Requirement: Where a line in the listing contains the string "Orientation", copy that line out.

(A run of records)
>>
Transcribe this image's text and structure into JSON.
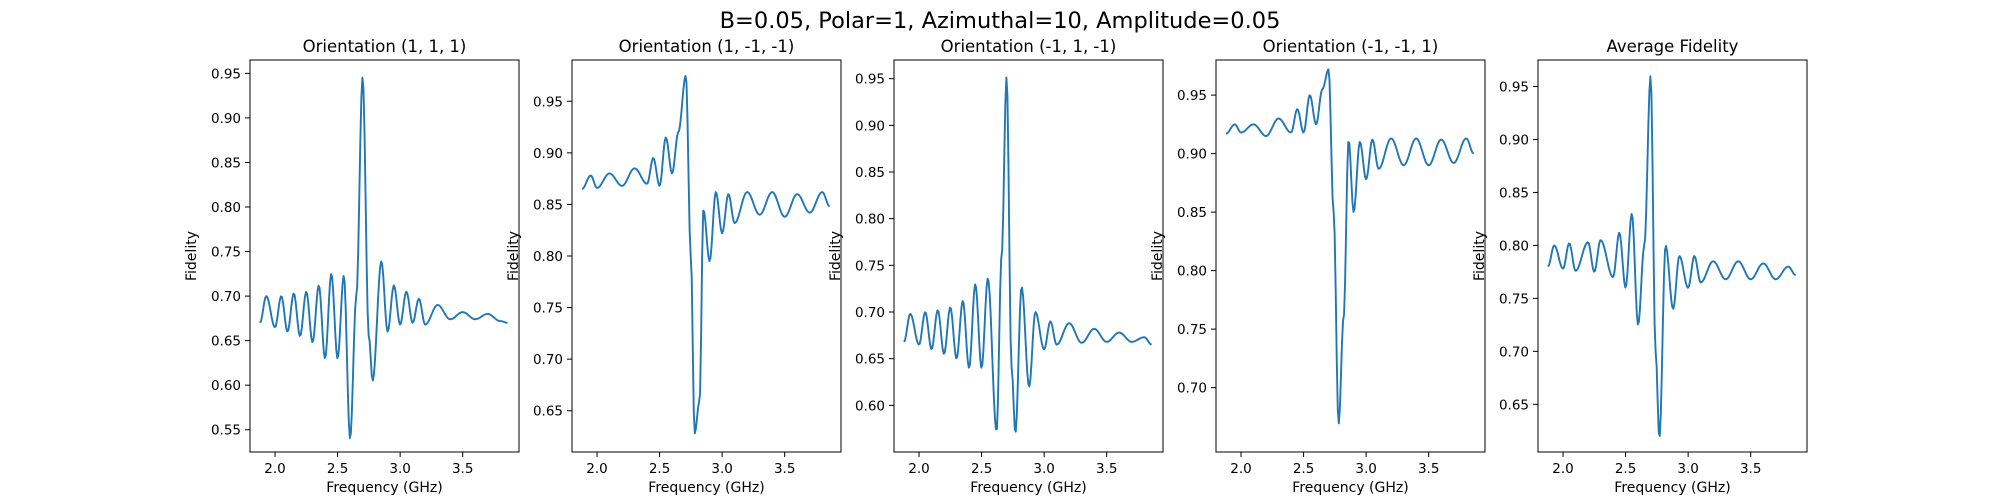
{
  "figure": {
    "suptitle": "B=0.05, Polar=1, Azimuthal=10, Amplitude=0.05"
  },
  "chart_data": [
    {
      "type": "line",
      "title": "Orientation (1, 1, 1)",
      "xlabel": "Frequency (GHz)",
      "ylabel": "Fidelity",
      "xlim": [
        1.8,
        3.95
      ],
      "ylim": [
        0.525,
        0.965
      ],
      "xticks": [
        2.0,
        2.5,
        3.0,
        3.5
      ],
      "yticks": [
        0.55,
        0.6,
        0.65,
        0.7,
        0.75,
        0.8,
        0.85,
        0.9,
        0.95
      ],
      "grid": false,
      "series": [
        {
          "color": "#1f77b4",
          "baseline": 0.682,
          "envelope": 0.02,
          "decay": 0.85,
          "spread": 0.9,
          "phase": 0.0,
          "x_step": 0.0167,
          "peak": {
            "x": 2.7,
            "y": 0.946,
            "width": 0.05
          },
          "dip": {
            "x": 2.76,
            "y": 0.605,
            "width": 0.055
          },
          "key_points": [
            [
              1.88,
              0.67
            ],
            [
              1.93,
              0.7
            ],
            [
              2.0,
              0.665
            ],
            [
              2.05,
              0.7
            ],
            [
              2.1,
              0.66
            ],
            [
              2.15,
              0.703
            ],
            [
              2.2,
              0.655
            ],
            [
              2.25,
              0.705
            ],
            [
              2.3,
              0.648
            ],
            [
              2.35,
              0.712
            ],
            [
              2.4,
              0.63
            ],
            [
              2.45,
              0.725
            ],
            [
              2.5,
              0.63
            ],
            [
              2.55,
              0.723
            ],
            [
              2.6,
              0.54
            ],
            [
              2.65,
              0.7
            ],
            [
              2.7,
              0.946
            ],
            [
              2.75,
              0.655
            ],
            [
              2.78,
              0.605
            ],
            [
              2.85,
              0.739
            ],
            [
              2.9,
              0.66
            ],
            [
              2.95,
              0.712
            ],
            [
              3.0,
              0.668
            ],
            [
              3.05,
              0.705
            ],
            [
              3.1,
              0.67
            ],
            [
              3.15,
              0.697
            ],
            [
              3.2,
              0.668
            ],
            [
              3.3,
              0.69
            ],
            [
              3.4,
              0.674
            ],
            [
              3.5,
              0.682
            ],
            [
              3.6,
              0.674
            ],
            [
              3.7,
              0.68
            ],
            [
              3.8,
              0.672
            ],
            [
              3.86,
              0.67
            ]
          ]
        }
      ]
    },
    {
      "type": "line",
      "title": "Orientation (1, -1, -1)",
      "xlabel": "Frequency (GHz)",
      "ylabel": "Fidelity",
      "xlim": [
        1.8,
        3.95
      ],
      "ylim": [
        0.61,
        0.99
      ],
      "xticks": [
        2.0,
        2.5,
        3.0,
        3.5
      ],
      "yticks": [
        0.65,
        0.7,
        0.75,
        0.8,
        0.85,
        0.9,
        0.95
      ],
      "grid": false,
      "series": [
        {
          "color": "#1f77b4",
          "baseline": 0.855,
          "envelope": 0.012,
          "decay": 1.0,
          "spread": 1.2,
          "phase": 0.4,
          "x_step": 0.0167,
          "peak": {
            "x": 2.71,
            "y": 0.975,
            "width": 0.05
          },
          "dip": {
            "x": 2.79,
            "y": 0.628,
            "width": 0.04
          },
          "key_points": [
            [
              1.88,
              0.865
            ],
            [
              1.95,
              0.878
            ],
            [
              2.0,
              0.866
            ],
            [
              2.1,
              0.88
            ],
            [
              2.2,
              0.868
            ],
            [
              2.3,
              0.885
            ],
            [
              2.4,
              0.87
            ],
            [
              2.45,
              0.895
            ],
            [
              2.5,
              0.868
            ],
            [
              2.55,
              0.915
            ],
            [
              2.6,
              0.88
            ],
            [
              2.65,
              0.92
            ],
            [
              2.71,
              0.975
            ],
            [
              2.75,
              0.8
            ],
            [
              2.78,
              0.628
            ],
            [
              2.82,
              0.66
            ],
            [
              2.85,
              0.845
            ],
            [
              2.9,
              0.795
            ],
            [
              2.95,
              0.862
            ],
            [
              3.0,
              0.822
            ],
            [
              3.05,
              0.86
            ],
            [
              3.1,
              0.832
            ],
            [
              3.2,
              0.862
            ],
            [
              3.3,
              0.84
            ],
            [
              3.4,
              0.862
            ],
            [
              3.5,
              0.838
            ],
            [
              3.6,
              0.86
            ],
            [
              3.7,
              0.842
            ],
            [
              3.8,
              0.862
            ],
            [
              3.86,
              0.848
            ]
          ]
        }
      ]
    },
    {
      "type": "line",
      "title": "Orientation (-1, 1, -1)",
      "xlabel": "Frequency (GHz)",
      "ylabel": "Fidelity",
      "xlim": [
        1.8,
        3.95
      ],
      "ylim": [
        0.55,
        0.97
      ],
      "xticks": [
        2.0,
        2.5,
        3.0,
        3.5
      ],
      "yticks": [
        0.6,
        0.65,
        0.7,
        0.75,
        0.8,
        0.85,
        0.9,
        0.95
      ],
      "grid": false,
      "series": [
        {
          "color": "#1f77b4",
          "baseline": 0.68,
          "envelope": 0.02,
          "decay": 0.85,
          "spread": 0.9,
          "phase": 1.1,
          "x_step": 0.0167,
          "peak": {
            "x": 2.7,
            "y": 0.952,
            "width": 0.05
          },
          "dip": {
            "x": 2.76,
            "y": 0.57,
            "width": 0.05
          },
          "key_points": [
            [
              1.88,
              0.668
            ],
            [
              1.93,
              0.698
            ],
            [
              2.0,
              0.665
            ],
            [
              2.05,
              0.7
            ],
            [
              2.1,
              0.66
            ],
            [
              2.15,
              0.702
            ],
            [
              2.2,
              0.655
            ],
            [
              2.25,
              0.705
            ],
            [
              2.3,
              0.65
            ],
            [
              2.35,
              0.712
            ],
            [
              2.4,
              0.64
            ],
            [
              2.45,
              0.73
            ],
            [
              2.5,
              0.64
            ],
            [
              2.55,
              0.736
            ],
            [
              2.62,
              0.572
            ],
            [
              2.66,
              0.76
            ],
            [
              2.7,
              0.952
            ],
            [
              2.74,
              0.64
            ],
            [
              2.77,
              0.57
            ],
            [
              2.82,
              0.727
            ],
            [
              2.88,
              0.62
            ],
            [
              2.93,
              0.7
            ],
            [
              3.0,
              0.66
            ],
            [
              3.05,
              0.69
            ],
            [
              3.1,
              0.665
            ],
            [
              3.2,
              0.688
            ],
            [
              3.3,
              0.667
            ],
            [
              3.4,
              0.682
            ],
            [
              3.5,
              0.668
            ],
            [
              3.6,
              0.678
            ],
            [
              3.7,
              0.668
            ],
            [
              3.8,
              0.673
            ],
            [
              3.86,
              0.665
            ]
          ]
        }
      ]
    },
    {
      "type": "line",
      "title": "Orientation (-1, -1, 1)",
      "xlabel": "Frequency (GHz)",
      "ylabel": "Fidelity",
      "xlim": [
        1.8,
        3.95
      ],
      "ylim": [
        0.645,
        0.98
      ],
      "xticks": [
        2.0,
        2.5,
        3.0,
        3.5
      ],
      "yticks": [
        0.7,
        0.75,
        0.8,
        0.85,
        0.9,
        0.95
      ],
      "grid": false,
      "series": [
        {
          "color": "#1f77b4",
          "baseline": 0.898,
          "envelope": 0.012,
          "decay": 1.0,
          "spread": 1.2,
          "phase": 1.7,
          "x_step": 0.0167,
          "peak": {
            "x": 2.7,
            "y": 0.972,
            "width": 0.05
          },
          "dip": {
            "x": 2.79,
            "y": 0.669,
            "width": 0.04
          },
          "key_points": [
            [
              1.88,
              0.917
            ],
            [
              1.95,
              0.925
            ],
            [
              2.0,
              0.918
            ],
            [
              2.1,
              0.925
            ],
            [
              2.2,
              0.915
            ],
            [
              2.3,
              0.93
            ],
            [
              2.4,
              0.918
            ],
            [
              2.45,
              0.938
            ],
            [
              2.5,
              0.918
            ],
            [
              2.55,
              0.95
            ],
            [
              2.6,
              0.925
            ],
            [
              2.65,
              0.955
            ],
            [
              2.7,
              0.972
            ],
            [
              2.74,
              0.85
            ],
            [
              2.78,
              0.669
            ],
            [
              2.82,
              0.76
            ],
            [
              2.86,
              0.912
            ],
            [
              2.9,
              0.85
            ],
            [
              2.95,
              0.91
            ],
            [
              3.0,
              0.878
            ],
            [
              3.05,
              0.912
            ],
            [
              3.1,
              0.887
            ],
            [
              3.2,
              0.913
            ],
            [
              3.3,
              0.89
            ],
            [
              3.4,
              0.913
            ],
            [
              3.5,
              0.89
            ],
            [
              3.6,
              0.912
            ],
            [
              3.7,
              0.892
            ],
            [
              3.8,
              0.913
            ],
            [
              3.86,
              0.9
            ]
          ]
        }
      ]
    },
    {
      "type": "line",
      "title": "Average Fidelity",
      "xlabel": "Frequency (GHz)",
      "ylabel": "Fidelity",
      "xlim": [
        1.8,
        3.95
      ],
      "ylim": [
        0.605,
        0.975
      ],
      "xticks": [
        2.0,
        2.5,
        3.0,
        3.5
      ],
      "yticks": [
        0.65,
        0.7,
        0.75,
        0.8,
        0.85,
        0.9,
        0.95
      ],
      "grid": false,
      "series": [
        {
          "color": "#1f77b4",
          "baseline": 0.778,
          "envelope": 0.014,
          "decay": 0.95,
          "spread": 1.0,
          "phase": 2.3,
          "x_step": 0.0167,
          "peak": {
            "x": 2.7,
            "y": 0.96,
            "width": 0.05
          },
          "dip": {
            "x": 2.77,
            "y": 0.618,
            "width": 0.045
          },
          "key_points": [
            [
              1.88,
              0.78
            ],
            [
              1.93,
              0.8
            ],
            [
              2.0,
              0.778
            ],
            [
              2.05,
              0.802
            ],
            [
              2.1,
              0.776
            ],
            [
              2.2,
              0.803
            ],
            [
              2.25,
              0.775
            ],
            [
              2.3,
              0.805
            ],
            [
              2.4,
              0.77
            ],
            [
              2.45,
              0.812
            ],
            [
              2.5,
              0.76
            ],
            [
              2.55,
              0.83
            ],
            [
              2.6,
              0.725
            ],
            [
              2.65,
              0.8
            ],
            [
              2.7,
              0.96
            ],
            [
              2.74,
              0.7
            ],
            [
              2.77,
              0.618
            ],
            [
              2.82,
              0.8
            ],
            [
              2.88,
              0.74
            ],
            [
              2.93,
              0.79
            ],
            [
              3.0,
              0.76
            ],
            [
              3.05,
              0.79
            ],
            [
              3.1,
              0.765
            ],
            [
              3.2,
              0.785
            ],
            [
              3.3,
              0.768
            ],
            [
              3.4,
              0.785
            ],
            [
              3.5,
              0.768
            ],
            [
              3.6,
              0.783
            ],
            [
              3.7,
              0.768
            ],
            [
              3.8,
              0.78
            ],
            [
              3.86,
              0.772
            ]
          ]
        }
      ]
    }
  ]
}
<<
Answer to the task:
      "title": "Orientation (1, 1, 1)",
      "title": "Orientation (1, -1, -1)",
      "title": "Orientation (-1, 1, -1)",
      "title": "Orientation (-1, -1, 1)",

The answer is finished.